>> Begin Data records

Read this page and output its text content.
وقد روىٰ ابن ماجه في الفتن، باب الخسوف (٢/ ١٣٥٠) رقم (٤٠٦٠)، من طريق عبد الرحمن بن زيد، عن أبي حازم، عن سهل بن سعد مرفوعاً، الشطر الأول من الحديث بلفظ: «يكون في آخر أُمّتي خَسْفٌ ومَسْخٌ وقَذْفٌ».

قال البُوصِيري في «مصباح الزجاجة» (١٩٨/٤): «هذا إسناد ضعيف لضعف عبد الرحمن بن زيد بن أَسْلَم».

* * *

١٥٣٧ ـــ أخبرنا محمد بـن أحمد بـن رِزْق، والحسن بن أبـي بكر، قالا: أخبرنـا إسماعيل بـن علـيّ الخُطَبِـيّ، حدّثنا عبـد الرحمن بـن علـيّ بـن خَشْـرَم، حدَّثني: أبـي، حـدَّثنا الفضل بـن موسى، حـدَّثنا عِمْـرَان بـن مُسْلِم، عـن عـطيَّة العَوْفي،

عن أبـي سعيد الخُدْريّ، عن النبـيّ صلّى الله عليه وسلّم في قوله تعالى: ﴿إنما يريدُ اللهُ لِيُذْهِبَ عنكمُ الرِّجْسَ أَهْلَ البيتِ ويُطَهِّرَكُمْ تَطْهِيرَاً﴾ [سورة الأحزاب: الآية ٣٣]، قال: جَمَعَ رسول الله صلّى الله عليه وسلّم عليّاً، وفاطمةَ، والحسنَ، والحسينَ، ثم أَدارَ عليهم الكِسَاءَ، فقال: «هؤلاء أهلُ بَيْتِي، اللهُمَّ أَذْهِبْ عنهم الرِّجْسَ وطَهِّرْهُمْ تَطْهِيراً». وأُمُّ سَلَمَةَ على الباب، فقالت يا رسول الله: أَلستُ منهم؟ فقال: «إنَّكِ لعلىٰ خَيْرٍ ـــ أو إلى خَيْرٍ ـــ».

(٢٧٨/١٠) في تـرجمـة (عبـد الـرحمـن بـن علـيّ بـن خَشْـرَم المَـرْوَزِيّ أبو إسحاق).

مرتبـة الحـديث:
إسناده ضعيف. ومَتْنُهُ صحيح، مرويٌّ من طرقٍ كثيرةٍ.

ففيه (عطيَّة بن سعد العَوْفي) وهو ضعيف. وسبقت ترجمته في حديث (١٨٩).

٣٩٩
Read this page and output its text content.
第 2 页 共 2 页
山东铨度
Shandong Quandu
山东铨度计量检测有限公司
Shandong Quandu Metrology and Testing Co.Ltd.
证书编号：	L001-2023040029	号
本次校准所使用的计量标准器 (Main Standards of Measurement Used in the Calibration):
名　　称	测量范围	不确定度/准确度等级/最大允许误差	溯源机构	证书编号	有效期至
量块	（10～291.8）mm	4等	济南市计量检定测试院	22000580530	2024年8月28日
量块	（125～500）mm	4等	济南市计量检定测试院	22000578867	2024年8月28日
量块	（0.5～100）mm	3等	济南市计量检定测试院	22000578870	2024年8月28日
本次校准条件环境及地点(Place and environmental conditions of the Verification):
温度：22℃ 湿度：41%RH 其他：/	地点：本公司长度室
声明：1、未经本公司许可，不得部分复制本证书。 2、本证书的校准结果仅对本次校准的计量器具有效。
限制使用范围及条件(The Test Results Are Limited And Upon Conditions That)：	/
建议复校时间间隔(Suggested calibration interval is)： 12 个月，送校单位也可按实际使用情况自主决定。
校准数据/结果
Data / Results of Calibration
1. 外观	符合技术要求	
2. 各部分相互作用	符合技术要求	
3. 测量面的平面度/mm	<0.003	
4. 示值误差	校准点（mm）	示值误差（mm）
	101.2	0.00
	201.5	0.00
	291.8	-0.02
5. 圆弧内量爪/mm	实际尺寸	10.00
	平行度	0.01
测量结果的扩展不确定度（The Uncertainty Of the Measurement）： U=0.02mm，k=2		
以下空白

>> End Data records

Written instruction
In the records above, locate the lines holding the word "Shandong". Copy each of them.

Result of this task
Shandong Quandu
Shandong Quandu Metrology and Testing Co.Ltd.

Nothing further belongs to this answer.